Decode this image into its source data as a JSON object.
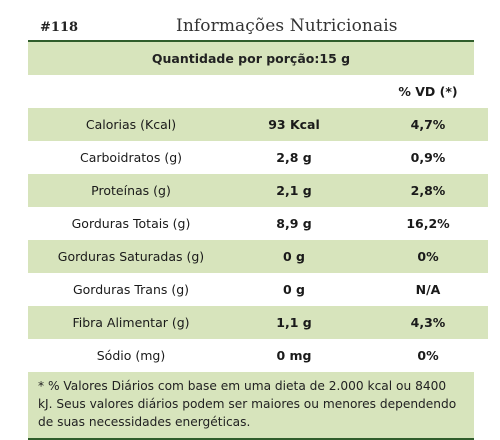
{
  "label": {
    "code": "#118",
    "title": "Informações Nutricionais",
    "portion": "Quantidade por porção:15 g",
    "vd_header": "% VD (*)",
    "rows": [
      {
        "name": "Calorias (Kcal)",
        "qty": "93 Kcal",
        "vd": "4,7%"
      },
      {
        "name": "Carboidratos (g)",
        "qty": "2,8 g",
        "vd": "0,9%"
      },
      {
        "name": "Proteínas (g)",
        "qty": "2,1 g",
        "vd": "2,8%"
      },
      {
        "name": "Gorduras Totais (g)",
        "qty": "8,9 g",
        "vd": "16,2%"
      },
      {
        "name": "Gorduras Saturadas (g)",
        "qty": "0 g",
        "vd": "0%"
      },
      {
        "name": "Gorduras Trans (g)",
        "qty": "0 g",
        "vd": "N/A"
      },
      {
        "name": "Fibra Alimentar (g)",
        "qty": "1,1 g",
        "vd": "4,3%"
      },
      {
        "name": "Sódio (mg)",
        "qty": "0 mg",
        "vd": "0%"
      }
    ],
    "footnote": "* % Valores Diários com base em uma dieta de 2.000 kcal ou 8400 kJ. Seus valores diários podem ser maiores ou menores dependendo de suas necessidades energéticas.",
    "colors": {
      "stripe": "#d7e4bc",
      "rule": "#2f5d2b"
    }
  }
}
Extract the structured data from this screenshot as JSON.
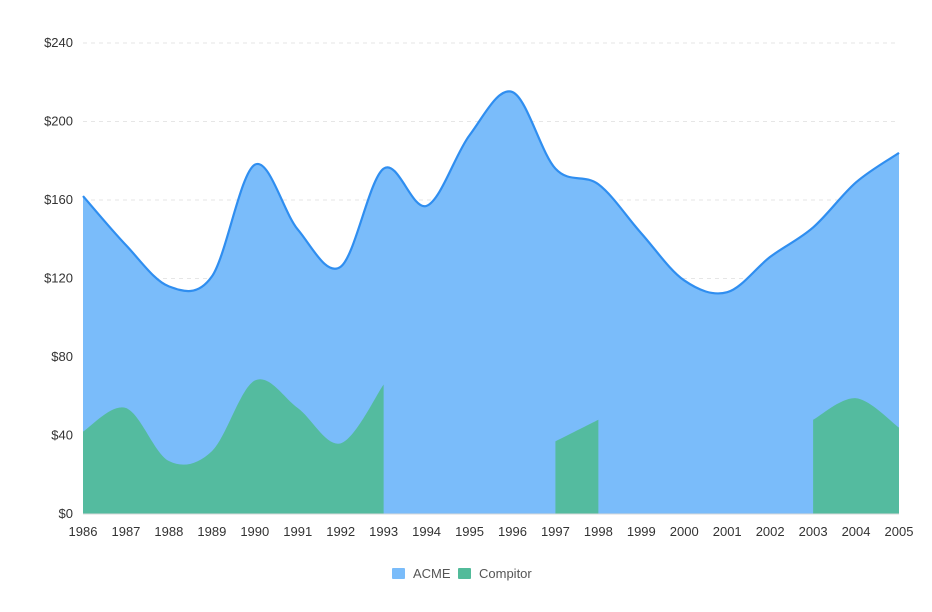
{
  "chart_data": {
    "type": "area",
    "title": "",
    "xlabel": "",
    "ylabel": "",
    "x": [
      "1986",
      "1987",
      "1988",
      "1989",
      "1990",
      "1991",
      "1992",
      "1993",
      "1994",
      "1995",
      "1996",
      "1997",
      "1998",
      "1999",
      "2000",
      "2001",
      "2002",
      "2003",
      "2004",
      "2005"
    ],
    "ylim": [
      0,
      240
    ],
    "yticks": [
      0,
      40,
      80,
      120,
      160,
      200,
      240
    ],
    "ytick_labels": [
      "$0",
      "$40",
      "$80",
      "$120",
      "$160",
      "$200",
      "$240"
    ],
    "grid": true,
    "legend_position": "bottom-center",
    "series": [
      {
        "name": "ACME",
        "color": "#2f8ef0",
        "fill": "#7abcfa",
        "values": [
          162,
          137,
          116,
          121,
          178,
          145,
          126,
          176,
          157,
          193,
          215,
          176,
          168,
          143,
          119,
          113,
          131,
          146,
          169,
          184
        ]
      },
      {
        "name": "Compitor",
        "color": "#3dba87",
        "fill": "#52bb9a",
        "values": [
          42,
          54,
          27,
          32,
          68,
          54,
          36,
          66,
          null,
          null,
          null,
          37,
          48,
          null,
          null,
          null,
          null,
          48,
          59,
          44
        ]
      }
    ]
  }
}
--*--
* Task statement
Every line from the one containing "Extract the structured" through the end of the data above should be copied exactly; nothing else is copied, and pictures are omitted.

* Problem solution
Extract the structured data from this screenshot as JSON.
{
  "chart_data": {
    "type": "area",
    "title": "",
    "xlabel": "",
    "ylabel": "",
    "x": [
      "1986",
      "1987",
      "1988",
      "1989",
      "1990",
      "1991",
      "1992",
      "1993",
      "1994",
      "1995",
      "1996",
      "1997",
      "1998",
      "1999",
      "2000",
      "2001",
      "2002",
      "2003",
      "2004",
      "2005"
    ],
    "ylim": [
      0,
      240
    ],
    "yticks": [
      0,
      40,
      80,
      120,
      160,
      200,
      240
    ],
    "ytick_labels": [
      "$0",
      "$40",
      "$80",
      "$120",
      "$160",
      "$200",
      "$240"
    ],
    "grid": true,
    "legend_position": "bottom-center",
    "series": [
      {
        "name": "ACME",
        "color": "#2f8ef0",
        "fill": "#7abcfa",
        "values": [
          162,
          137,
          116,
          121,
          178,
          145,
          126,
          176,
          157,
          193,
          215,
          176,
          168,
          143,
          119,
          113,
          131,
          146,
          169,
          184
        ]
      },
      {
        "name": "Compitor",
        "color": "#3dba87",
        "fill": "#52bb9a",
        "values": [
          42,
          54,
          27,
          32,
          68,
          54,
          36,
          66,
          null,
          null,
          null,
          37,
          48,
          null,
          null,
          null,
          null,
          48,
          59,
          44
        ]
      }
    ]
  }
}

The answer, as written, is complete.